[Collected data entries]
--- BEGIN ---

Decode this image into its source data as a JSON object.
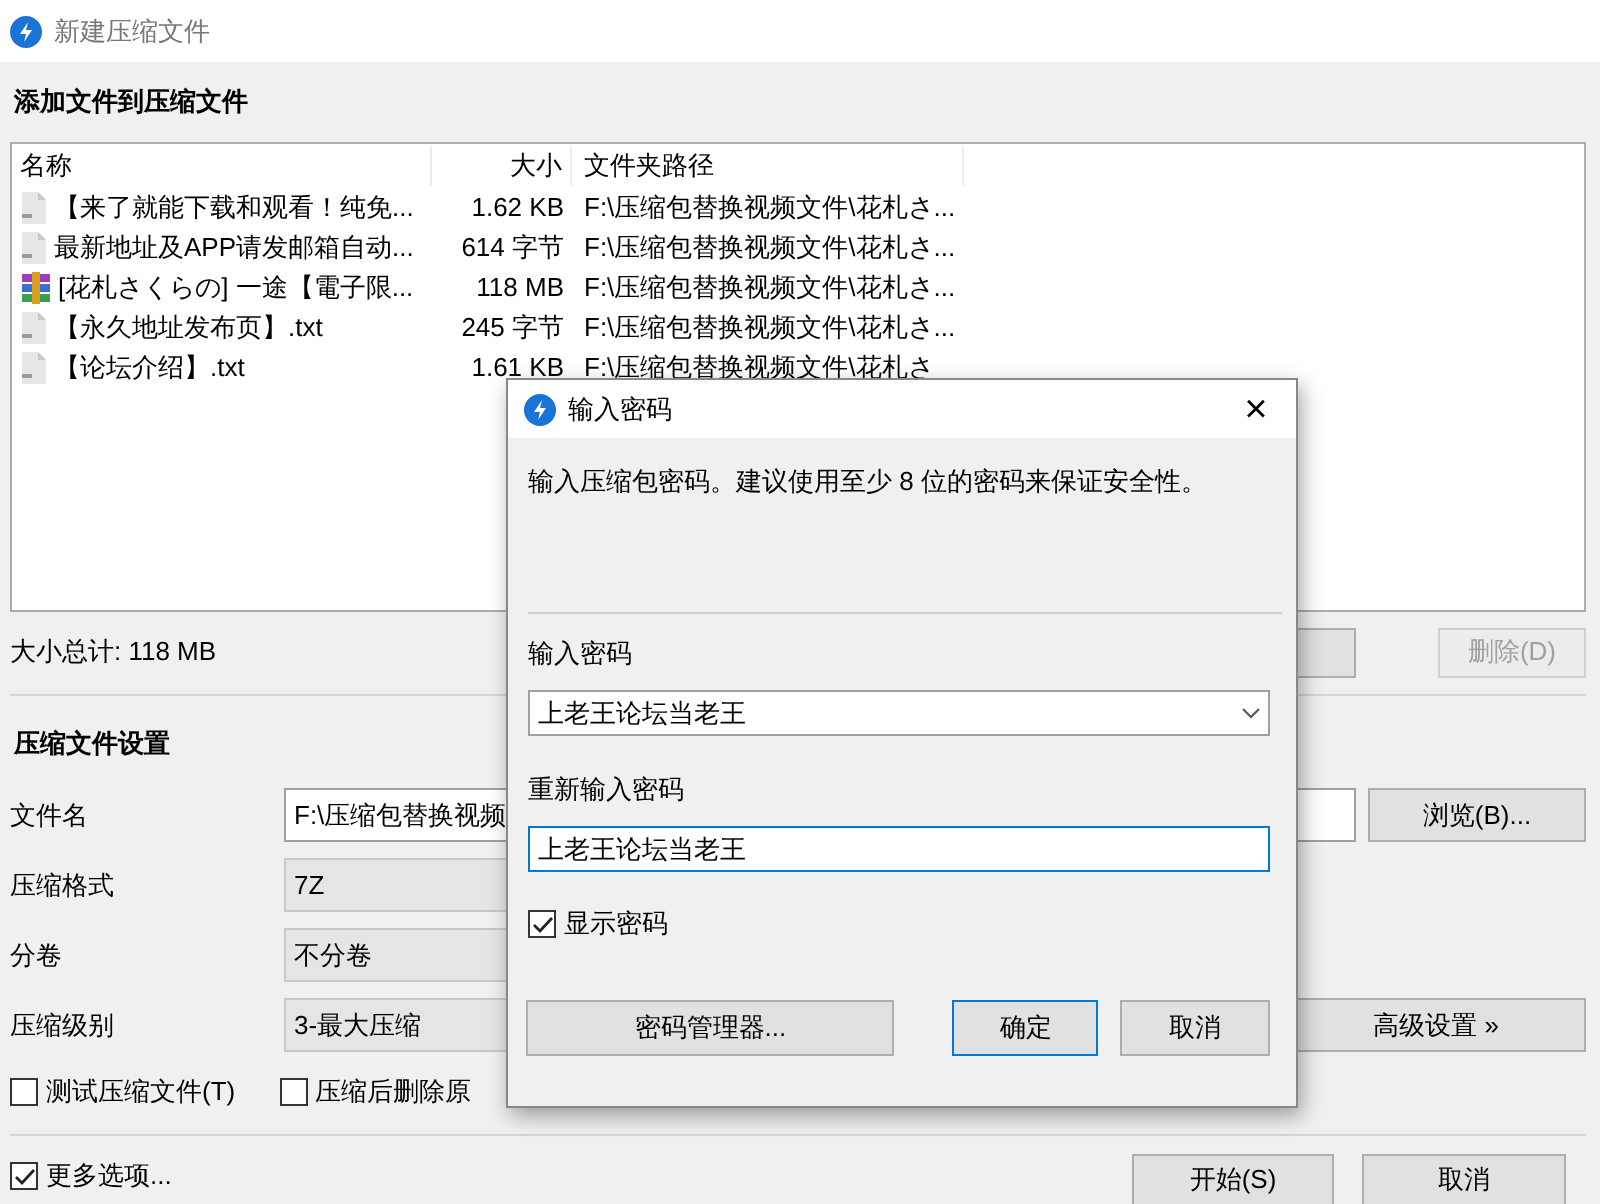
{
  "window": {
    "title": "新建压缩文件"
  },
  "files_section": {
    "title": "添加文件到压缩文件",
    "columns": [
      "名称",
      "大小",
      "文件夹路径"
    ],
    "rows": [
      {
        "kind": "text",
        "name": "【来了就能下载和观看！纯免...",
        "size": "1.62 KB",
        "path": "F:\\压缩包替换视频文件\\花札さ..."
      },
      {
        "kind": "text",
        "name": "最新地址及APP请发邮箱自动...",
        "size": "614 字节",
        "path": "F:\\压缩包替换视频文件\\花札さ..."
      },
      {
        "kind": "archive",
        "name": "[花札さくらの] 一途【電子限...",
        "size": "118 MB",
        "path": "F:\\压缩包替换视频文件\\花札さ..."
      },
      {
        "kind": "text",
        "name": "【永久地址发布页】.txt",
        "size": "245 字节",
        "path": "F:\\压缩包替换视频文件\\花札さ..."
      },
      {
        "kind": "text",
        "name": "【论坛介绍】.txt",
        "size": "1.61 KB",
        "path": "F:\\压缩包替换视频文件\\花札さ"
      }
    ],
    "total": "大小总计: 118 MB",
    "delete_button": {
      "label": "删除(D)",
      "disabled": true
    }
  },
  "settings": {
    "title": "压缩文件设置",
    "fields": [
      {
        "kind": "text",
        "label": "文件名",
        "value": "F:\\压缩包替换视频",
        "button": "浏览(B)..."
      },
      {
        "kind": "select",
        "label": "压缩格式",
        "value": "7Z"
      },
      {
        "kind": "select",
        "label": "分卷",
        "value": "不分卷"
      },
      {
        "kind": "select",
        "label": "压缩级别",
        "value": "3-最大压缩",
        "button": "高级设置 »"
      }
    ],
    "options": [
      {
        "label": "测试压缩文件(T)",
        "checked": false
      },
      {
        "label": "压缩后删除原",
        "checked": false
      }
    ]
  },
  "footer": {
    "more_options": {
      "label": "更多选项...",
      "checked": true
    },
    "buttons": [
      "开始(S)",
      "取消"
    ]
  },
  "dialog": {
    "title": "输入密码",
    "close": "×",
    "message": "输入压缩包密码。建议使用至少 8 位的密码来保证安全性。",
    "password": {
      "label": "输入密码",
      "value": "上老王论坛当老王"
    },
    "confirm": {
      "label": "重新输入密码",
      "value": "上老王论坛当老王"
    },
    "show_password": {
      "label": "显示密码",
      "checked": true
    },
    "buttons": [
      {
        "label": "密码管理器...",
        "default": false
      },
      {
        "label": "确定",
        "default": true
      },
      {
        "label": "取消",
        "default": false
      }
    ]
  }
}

--- END ---

Written request – Track down every line holding the string "title" and copy it.

Final result –
    "title": "新建压缩文件"
    "title": "添加文件到压缩文件",
    "title": "压缩文件设置",
    "title": "输入密码",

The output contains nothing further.